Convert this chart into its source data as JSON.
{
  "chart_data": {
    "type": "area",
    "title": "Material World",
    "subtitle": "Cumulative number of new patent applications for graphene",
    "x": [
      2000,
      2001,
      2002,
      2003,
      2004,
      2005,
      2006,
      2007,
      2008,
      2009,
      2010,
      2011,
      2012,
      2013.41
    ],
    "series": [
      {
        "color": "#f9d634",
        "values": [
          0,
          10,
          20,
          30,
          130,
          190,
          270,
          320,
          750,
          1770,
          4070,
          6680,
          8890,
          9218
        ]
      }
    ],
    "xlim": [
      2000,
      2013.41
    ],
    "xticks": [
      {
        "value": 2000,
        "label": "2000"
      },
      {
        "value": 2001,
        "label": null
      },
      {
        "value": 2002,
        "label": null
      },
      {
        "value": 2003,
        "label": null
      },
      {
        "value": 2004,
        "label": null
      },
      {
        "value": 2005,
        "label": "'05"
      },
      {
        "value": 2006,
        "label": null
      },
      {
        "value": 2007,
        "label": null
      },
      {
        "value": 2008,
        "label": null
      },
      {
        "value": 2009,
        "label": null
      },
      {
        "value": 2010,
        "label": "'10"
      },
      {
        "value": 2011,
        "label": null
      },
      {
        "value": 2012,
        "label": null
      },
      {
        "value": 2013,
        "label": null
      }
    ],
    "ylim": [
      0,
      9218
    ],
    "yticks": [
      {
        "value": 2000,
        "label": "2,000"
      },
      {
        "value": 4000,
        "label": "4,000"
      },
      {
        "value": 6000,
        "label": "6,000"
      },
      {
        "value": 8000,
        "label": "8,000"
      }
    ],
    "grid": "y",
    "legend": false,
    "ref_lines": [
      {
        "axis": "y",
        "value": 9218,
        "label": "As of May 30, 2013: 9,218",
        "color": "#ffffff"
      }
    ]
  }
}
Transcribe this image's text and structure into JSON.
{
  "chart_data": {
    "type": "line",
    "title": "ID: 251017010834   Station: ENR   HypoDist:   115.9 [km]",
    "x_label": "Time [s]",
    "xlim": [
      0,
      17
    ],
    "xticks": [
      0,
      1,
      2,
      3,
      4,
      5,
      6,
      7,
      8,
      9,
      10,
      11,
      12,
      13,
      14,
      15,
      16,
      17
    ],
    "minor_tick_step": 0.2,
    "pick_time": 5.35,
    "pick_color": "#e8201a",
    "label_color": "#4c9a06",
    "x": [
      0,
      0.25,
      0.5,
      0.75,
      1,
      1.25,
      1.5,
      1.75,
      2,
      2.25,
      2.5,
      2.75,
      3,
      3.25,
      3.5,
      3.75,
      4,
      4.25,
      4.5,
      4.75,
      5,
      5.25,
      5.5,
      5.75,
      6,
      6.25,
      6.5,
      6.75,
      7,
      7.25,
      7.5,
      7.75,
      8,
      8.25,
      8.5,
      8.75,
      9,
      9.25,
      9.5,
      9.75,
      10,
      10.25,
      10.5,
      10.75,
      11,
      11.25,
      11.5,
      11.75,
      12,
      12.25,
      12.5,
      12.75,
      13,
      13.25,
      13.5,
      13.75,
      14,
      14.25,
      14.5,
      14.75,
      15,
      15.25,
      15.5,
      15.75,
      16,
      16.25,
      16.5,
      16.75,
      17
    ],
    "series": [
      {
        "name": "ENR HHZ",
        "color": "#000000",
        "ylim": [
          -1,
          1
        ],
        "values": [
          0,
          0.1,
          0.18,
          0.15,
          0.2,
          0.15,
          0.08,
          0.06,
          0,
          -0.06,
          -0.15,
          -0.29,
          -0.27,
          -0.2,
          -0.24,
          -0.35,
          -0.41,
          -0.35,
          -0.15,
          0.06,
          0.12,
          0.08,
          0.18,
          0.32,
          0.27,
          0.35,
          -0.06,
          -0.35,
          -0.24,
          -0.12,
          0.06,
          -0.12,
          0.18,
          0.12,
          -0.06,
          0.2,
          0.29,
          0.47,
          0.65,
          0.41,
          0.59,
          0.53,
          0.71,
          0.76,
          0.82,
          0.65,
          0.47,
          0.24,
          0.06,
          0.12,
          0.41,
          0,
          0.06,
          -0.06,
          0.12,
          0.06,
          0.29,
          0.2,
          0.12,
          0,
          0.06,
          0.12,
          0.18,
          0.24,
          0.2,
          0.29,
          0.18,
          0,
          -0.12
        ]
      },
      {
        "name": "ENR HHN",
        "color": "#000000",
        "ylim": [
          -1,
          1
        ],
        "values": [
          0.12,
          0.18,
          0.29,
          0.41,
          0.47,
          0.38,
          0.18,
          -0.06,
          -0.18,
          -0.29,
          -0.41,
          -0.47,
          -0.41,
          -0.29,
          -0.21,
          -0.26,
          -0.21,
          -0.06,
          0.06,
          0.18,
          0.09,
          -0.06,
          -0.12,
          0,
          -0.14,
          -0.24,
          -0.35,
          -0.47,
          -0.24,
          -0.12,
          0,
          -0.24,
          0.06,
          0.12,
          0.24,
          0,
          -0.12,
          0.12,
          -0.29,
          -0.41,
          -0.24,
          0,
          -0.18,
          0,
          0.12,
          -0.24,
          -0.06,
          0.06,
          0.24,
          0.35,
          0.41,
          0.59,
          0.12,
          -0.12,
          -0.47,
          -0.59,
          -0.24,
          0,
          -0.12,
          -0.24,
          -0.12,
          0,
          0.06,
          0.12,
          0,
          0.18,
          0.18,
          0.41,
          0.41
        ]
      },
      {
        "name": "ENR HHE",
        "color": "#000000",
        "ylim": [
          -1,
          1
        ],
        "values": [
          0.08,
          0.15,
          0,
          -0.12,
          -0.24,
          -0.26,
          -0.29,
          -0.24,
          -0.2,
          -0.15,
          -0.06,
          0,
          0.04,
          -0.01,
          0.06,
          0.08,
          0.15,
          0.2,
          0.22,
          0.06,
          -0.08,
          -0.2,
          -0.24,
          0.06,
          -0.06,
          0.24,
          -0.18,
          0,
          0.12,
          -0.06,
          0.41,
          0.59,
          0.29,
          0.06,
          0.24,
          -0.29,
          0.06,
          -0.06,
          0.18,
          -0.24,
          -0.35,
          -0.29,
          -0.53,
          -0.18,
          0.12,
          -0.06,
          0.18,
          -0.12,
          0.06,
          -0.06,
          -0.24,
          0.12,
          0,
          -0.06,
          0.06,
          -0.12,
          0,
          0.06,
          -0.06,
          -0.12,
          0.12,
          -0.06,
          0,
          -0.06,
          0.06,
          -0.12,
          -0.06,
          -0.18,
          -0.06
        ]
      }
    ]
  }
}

::::

_SET PROBLEM_
Write out every record verbatim.

_ANSWER TO THE PROBLEM_
Convert this chart into its source data as JSON.
{
  "chart_data": {
    "type": "area",
    "title": "Material World",
    "subtitle": "Cumulative number of new patent applications for graphene",
    "x": [
      2000,
      2001,
      2002,
      2003,
      2004,
      2005,
      2006,
      2007,
      2008,
      2009,
      2010,
      2011,
      2012,
      2013.41
    ],
    "series": [
      {
        "color": "#f9d634",
        "values": [
          0,
          10,
          20,
          30,
          130,
          190,
          270,
          320,
          750,
          1770,
          4070,
          6680,
          8890,
          9218
        ]
      }
    ],
    "xlim": [
      2000,
      2013.41
    ],
    "xticks": [
      {
        "value": 2000,
        "label": "2000"
      },
      {
        "value": 2001,
        "label": null
      },
      {
        "value": 2002,
        "label": null
      },
      {
        "value": 2003,
        "label": null
      },
      {
        "value": 2004,
        "label": null
      },
      {
        "value": 2005,
        "label": "'05"
      },
      {
        "value": 2006,
        "label": null
      },
      {
        "value": 2007,
        "label": null
      },
      {
        "value": 2008,
        "label": null
      },
      {
        "value": 2009,
        "label": null
      },
      {
        "value": 2010,
        "label": "'10"
      },
      {
        "value": 2011,
        "label": null
      },
      {
        "value": 2012,
        "label": null
      },
      {
        "value": 2013,
        "label": null
      }
    ],
    "ylim": [
      0,
      9218
    ],
    "yticks": [
      {
        "value": 2000,
        "label": "2,000"
      },
      {
        "value": 4000,
        "label": "4,000"
      },
      {
        "value": 6000,
        "label": "6,000"
      },
      {
        "value": 8000,
        "label": "8,000"
      }
    ],
    "grid": "y",
    "legend": false,
    "ref_lines": [
      {
        "axis": "y",
        "value": 9218,
        "label": "As of May 30, 2013: 9,218",
        "color": "#ffffff"
      }
    ]
  }
}
Transcribe this image's text and structure into JSON.
{
  "chart_data": {
    "type": "line",
    "title": "ID: 251017010834   Station: ENR   HypoDist:   115.9 [km]",
    "x_label": "Time [s]",
    "xlim": [
      0,
      17
    ],
    "xticks": [
      0,
      1,
      2,
      3,
      4,
      5,
      6,
      7,
      8,
      9,
      10,
      11,
      12,
      13,
      14,
      15,
      16,
      17
    ],
    "minor_tick_step": 0.2,
    "pick_time": 5.35,
    "pick_color": "#e8201a",
    "label_color": "#4c9a06",
    "x": [
      0,
      0.25,
      0.5,
      0.75,
      1,
      1.25,
      1.5,
      1.75,
      2,
      2.25,
      2.5,
      2.75,
      3,
      3.25,
      3.5,
      3.75,
      4,
      4.25,
      4.5,
      4.75,
      5,
      5.25,
      5.5,
      5.75,
      6,
      6.25,
      6.5,
      6.75,
      7,
      7.25,
      7.5,
      7.75,
      8,
      8.25,
      8.5,
      8.75,
      9,
      9.25,
      9.5,
      9.75,
      10,
      10.25,
      10.5,
      10.75,
      11,
      11.25,
      11.5,
      11.75,
      12,
      12.25,
      12.5,
      12.75,
      13,
      13.25,
      13.5,
      13.75,
      14,
      14.25,
      14.5,
      14.75,
      15,
      15.25,
      15.5,
      15.75,
      16,
      16.25,
      16.5,
      16.75,
      17
    ],
    "series": [
      {
        "name": "ENR HHZ",
        "color": "#000000",
        "ylim": [
          -1,
          1
        ],
        "values": [
          0,
          0.1,
          0.18,
          0.15,
          0.2,
          0.15,
          0.08,
          0.06,
          0,
          -0.06,
          -0.15,
          -0.29,
          -0.27,
          -0.2,
          -0.24,
          -0.35,
          -0.41,
          -0.35,
          -0.15,
          0.06,
          0.12,
          0.08,
          0.18,
          0.32,
          0.27,
          0.35,
          -0.06,
          -0.35,
          -0.24,
          -0.12,
          0.06,
          -0.12,
          0.18,
          0.12,
          -0.06,
          0.2,
          0.29,
          0.47,
          0.65,
          0.41,
          0.59,
          0.53,
          0.71,
          0.76,
          0.82,
          0.65,
          0.47,
          0.24,
          0.06,
          0.12,
          0.41,
          0,
          0.06,
          -0.06,
          0.12,
          0.06,
          0.29,
          0.2,
          0.12,
          0,
          0.06,
          0.12,
          0.18,
          0.24,
          0.2,
          0.29,
          0.18,
          0,
          -0.12
        ]
      },
      {
        "name": "ENR HHN",
        "color": "#000000",
        "ylim": [
          -1,
          1
        ],
        "values": [
          0.12,
          0.18,
          0.29,
          0.41,
          0.47,
          0.38,
          0.18,
          -0.06,
          -0.18,
          -0.29,
          -0.41,
          -0.47,
          -0.41,
          -0.29,
          -0.21,
          -0.26,
          -0.21,
          -0.06,
          0.06,
          0.18,
          0.09,
          -0.06,
          -0.12,
          0,
          -0.14,
          -0.24,
          -0.35,
          -0.47,
          -0.24,
          -0.12,
          0,
          -0.24,
          0.06,
          0.12,
          0.24,
          0,
          -0.12,
          0.12,
          -0.29,
          -0.41,
          -0.24,
          0,
          -0.18,
          0,
          0.12,
          -0.24,
          -0.06,
          0.06,
          0.24,
          0.35,
          0.41,
          0.59,
          0.12,
          -0.12,
          -0.47,
          -0.59,
          -0.24,
          0,
          -0.12,
          -0.24,
          -0.12,
          0,
          0.06,
          0.12,
          0,
          0.18,
          0.18,
          0.41,
          0.41
        ]
      },
      {
        "name": "ENR HHE",
        "color": "#000000",
        "ylim": [
          -1,
          1
        ],
        "values": [
          0.08,
          0.15,
          0,
          -0.12,
          -0.24,
          -0.26,
          -0.29,
          -0.24,
          -0.2,
          -0.15,
          -0.06,
          0,
          0.04,
          -0.01,
          0.06,
          0.08,
          0.15,
          0.2,
          0.22,
          0.06,
          -0.08,
          -0.2,
          -0.24,
          0.06,
          -0.06,
          0.24,
          -0.18,
          0,
          0.12,
          -0.06,
          0.41,
          0.59,
          0.29,
          0.06,
          0.24,
          -0.29,
          0.06,
          -0.06,
          0.18,
          -0.24,
          -0.35,
          -0.29,
          -0.53,
          -0.18,
          0.12,
          -0.06,
          0.18,
          -0.12,
          0.06,
          -0.06,
          -0.24,
          0.12,
          0,
          -0.06,
          0.06,
          -0.12,
          0,
          0.06,
          -0.06,
          -0.12,
          0.12,
          -0.06,
          0,
          -0.06,
          0.06,
          -0.12,
          -0.06,
          -0.18,
          -0.06
        ]
      }
    ]
  }
}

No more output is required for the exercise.